### Exercise instructions
Tally all lines containing the word "并给出评价即可得分". Give the number alone.

= = =

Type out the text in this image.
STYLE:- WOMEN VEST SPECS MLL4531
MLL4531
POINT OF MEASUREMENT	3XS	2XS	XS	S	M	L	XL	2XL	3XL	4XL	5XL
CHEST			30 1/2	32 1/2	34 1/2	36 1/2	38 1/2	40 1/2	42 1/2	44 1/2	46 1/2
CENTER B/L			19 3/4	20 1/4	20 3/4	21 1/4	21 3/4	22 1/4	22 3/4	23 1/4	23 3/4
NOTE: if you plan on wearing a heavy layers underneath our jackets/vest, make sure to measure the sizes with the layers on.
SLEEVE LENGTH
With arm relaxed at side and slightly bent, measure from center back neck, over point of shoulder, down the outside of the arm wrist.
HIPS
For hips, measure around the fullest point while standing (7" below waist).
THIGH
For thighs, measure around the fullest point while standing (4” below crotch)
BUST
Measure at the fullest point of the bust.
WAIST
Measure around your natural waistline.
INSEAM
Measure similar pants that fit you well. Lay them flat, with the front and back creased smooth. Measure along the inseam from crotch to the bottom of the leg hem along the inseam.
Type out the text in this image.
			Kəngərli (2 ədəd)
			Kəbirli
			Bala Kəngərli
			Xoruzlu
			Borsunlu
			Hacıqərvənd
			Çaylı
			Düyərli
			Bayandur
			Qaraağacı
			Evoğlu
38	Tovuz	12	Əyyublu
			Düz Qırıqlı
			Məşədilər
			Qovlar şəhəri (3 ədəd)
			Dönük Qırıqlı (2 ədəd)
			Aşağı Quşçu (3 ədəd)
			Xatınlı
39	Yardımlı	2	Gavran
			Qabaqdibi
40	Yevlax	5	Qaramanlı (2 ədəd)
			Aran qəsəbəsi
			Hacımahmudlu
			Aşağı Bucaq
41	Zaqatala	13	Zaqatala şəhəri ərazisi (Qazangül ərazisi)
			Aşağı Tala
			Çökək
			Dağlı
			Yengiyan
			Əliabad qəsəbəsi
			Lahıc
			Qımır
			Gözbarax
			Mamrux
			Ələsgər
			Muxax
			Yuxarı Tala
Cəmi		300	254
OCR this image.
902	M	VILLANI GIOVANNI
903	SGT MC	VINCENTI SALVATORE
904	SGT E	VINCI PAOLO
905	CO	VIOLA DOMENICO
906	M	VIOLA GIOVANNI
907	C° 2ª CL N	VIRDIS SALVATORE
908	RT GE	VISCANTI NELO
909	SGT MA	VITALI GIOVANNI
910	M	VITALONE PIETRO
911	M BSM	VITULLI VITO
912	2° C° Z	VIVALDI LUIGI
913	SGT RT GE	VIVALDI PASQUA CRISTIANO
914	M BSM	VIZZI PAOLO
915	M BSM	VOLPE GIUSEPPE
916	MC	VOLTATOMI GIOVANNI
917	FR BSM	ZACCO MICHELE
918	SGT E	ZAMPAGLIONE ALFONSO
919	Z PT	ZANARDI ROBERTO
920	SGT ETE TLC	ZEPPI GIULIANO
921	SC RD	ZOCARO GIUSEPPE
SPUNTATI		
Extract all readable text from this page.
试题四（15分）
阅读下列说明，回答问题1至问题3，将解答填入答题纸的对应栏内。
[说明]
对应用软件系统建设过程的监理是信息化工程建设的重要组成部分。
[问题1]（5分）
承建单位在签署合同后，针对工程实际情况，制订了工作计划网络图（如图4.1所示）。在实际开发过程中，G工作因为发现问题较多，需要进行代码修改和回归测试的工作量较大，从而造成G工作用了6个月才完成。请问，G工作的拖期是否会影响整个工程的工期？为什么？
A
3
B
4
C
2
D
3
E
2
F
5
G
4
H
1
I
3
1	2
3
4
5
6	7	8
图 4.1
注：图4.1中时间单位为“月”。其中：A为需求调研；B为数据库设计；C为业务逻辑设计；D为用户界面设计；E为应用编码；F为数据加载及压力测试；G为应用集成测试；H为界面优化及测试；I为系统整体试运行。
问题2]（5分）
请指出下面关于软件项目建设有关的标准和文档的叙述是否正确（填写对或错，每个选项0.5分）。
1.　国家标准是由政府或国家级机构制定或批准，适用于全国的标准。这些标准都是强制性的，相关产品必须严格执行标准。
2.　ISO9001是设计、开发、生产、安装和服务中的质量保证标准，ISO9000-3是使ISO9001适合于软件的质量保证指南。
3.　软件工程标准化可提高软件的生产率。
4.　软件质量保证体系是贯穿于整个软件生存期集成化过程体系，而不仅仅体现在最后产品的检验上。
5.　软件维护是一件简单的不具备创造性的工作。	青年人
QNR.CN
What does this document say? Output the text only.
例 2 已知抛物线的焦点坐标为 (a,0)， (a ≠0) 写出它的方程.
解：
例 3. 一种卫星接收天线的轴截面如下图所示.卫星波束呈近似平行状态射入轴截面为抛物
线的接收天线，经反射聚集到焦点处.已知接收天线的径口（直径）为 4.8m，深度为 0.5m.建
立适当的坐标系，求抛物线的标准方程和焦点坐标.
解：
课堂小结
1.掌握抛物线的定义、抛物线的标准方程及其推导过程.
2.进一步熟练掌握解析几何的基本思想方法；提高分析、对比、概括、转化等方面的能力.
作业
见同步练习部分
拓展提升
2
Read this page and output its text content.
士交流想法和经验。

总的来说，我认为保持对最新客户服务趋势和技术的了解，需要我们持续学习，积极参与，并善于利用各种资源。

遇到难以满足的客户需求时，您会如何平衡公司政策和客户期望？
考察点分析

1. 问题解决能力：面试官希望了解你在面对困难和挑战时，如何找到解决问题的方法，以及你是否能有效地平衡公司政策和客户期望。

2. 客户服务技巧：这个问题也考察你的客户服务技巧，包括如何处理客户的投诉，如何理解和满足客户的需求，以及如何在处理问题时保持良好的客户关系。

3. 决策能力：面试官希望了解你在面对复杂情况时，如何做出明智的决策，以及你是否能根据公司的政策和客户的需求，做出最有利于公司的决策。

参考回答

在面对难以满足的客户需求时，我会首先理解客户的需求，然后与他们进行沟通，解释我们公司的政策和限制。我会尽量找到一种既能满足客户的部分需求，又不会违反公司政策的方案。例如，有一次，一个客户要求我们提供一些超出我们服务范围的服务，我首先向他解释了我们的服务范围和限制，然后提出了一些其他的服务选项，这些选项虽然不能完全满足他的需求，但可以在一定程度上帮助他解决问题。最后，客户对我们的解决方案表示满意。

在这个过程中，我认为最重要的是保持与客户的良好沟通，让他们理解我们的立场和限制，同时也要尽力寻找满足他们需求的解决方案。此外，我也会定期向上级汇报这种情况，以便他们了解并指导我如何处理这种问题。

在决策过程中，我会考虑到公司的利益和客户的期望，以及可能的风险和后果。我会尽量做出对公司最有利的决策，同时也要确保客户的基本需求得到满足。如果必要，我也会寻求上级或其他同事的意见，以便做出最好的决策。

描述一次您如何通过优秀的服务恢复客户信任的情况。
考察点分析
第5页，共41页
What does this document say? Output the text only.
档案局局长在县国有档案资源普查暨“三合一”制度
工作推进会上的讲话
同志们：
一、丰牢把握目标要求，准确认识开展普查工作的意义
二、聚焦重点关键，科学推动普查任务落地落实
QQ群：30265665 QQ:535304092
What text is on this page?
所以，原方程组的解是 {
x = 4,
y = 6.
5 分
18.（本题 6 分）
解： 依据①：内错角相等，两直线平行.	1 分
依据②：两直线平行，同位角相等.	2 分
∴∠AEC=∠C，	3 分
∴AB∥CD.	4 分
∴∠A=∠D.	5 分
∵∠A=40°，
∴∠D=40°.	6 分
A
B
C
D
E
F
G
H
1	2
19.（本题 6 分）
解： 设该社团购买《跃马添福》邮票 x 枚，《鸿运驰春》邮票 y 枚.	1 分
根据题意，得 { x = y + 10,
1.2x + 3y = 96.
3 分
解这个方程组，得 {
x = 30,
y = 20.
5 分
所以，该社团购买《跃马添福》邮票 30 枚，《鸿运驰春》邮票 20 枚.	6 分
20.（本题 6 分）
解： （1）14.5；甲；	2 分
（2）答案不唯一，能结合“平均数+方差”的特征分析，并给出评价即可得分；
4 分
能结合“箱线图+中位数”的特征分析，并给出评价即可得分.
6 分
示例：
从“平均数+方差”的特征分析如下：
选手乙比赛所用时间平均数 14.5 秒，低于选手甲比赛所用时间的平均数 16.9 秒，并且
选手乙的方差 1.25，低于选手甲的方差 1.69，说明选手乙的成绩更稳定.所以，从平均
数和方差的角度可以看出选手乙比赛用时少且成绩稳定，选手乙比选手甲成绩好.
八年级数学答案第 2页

= = =

### Solution to this exercise
2